United States District Court, W.D. Michigan, Southern Division

January 26, 2017

CHARLES PHILLIPS, Petitioner,
v.
JOHN PRELESNIK, Respondent.

          OPINION

          Honorable Robert Holmes Bell, Judge

         This is a habeas corpus action brought by a state prisoner pursuant to 28 U.S.C. § 2254. Over a period of several days during November of 2009, a Genesee County Circuit Court jury heard testimony on two consolidated cases involving criminal sexual conduct (CSC) charges against Petitioner Charles Phillips. In Case No. 09-025251-FC, Petitioner was charged with six counts of first-degree CSC and two counts of second degree CSC, all relating to one victim under the age of 13 years: DL. In Case No. 09-025421-FC, Petitioner was charged with two counts of first-degree CSC, three counts of second-degree CSC, one count of accosting a child for immoral purposes, and one count of producing child sexually abusive material, all relating to three victims, brothers, under the age of 13 years: AB, TB, and ZB.
● ● ● ●
**Tasks for this exercise:**
A – Can you set down the court opinion's wording from "Honorable Robert Holmes" up to and including "TB, and ZB."?
B – How would you condense the court opinion's paragraph beginning "This is a habeas corpus action" into a short list that keeps its main facts?
The items have nothing to do with this.

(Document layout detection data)
● ● ● ●
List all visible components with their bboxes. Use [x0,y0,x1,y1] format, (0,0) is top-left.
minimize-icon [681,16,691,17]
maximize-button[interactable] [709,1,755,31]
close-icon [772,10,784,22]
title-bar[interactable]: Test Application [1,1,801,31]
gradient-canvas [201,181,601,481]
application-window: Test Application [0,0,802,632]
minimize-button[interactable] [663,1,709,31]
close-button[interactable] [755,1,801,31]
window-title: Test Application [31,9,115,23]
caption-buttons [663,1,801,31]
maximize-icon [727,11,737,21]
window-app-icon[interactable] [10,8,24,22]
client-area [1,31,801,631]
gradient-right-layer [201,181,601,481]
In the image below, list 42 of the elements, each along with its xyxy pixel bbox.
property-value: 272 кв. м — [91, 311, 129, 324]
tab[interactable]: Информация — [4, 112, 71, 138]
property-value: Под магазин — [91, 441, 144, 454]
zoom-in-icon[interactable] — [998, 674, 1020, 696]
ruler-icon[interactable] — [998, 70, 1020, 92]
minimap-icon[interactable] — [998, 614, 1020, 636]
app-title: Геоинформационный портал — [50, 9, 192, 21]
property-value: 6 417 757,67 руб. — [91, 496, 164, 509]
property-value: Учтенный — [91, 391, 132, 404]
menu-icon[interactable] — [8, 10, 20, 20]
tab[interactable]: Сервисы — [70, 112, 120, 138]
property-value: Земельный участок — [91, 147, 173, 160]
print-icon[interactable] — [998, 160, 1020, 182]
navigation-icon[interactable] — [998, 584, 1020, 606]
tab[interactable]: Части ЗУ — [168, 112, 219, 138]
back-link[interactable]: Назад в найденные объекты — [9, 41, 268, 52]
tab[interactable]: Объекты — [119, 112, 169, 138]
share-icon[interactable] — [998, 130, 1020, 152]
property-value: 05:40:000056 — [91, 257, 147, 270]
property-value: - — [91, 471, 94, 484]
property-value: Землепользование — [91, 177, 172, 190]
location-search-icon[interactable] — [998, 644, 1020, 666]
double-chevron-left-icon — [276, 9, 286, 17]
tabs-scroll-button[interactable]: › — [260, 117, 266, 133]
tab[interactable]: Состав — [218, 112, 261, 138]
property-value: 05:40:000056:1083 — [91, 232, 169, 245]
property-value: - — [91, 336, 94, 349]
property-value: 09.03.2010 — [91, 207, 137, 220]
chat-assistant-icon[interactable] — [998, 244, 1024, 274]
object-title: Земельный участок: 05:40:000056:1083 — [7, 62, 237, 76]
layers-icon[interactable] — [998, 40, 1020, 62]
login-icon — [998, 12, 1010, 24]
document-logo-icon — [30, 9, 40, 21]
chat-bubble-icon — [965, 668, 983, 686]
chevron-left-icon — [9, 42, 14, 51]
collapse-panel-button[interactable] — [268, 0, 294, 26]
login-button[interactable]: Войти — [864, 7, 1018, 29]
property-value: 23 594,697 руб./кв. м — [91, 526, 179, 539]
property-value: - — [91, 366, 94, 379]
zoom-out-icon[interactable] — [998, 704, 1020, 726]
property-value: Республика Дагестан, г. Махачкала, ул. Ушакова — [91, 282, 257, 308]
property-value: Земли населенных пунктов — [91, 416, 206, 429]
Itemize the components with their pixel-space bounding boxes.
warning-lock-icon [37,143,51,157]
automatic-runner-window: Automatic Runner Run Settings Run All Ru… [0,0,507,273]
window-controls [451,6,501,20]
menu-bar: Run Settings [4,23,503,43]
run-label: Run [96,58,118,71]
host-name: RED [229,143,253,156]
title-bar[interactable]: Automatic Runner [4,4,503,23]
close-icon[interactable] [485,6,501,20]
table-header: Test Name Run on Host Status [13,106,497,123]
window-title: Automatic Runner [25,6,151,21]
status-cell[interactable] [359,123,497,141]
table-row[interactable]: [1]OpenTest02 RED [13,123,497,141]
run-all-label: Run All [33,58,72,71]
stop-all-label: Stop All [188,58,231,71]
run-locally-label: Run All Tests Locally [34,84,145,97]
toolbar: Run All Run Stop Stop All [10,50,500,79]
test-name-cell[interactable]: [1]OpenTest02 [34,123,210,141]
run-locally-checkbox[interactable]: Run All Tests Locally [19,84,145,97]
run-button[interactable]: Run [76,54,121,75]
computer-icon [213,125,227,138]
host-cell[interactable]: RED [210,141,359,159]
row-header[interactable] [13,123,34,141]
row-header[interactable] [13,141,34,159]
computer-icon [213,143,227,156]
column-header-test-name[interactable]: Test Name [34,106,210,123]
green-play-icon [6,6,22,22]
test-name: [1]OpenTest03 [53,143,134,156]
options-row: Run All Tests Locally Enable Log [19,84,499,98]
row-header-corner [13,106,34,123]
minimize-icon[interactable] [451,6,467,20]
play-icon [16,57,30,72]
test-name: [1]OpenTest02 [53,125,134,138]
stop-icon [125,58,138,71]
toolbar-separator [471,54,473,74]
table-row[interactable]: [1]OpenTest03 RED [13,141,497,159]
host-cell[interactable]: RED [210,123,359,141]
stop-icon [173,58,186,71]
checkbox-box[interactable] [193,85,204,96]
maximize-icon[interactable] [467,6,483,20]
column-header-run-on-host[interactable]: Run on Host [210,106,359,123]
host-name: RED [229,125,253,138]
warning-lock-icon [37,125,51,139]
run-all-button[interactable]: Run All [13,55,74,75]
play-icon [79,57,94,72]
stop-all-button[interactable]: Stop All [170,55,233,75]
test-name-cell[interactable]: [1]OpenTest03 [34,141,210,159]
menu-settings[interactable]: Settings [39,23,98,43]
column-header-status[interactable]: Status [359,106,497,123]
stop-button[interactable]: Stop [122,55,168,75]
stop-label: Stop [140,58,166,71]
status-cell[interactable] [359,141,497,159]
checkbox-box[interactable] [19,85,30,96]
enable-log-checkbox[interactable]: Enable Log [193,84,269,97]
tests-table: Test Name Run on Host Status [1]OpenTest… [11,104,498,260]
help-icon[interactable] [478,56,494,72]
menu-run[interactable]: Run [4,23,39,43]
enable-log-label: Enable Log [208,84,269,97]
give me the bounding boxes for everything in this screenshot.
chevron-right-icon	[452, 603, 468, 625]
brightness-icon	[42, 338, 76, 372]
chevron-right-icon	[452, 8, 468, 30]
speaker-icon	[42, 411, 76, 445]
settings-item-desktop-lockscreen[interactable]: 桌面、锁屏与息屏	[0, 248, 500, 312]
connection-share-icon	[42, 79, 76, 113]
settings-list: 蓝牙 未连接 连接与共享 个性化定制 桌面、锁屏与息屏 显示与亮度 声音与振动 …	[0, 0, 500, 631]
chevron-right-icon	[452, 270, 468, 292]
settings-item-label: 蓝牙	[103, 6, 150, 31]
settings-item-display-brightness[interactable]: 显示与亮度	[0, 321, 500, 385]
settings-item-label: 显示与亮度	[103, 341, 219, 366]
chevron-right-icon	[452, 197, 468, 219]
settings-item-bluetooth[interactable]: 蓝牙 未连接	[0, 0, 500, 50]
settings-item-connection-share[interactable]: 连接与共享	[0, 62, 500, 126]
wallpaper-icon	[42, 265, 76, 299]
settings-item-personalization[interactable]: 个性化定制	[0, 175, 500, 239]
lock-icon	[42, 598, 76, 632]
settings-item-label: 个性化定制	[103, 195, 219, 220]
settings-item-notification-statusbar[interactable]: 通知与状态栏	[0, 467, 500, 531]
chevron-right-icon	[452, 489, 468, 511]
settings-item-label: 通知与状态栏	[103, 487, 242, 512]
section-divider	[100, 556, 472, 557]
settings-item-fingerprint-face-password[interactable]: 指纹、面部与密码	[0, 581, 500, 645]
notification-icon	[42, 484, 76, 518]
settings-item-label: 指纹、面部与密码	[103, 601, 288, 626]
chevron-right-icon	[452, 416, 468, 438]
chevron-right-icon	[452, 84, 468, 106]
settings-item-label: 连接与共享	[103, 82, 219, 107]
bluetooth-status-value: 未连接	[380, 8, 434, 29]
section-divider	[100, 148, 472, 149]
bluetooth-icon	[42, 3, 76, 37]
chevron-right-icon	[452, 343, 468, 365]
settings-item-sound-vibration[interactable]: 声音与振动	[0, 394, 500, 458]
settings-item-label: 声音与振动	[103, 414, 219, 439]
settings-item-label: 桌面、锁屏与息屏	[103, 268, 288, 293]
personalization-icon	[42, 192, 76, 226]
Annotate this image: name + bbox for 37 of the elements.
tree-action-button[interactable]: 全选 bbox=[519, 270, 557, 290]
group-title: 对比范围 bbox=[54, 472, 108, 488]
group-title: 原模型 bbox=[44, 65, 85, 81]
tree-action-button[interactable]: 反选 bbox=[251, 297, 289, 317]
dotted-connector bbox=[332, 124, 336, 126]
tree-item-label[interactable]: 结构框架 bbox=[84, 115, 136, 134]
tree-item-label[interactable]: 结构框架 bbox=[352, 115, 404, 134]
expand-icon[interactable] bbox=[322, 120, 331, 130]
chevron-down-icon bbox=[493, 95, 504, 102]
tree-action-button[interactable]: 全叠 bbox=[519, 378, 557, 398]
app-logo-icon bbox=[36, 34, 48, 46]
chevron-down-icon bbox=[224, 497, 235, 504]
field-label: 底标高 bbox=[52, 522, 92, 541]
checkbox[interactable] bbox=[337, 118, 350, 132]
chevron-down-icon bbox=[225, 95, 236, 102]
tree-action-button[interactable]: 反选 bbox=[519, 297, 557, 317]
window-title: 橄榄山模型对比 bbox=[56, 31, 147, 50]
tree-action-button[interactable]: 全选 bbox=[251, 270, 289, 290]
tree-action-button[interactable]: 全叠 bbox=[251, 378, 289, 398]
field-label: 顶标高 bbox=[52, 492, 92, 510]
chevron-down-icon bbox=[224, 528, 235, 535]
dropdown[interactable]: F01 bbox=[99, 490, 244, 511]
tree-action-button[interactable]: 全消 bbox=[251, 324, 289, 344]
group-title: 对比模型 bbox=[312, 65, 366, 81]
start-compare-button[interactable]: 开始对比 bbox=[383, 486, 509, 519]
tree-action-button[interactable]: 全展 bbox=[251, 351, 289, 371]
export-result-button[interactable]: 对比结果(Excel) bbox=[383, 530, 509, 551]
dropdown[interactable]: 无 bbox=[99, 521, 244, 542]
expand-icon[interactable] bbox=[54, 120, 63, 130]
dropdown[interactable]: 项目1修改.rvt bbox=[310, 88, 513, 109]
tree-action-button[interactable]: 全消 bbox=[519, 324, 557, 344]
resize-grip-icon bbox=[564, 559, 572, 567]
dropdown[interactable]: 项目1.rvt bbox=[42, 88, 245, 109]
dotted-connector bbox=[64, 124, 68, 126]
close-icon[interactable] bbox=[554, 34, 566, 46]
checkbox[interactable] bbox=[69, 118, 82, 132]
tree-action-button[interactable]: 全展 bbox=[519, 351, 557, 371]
● ● ● ●
**List of answers:**
A –
Honorable Robert Holmes Bell, Judge

         This is a habeas corpus action brought by a state prisoner pursuant to 28 U.S.C. § 2254. Over a period of several days during November of 2009, a Genesee County Circuit Court jury heard testimony on two consolidated cases involving criminal sexual conduct (CSC) charges against Petitioner Charles Phillips. In Case No. 09-025251-FC, Petitioner was charged with six counts of first-degree CSC and two counts of second degree CSC, all relating to one victim under the age of 13 years: DL. In Case No. 09-025421-FC, Petitioner was charged with two counts of first-degree CSC, three counts of second-degree CSC, one count of accosting a child for immoral purposes, and one count of producing child sexually abusive material, all relating to three victims, brothers, under the age of 13 years: AB, TB, and ZB.

B –
- The case is a habeas corpus action brought by a state prisoner under 28 U.S.C. § 2254.
- Over several days in November 2009, a Genesee County Circuit Court jury heard testimony on two consolidated criminal sexual conduct (CSC) cases against Petitioner Charles Phillips.
- In Case No. 09-025251-FC, he was charged with six counts of first-degree CSC and two counts of second-degree CSC. All of these counts involved one victim under 13, DL.
- In Case No. 09-025421-FC, he was charged with the following counts, all involving three brothers under 13 (AB, TB, and ZB):
  - two counts of first-degree CSC
  - three counts of second-degree CSC
  - one count of accosting a child for immoral purposes
  - one count of producing child sexually abusive material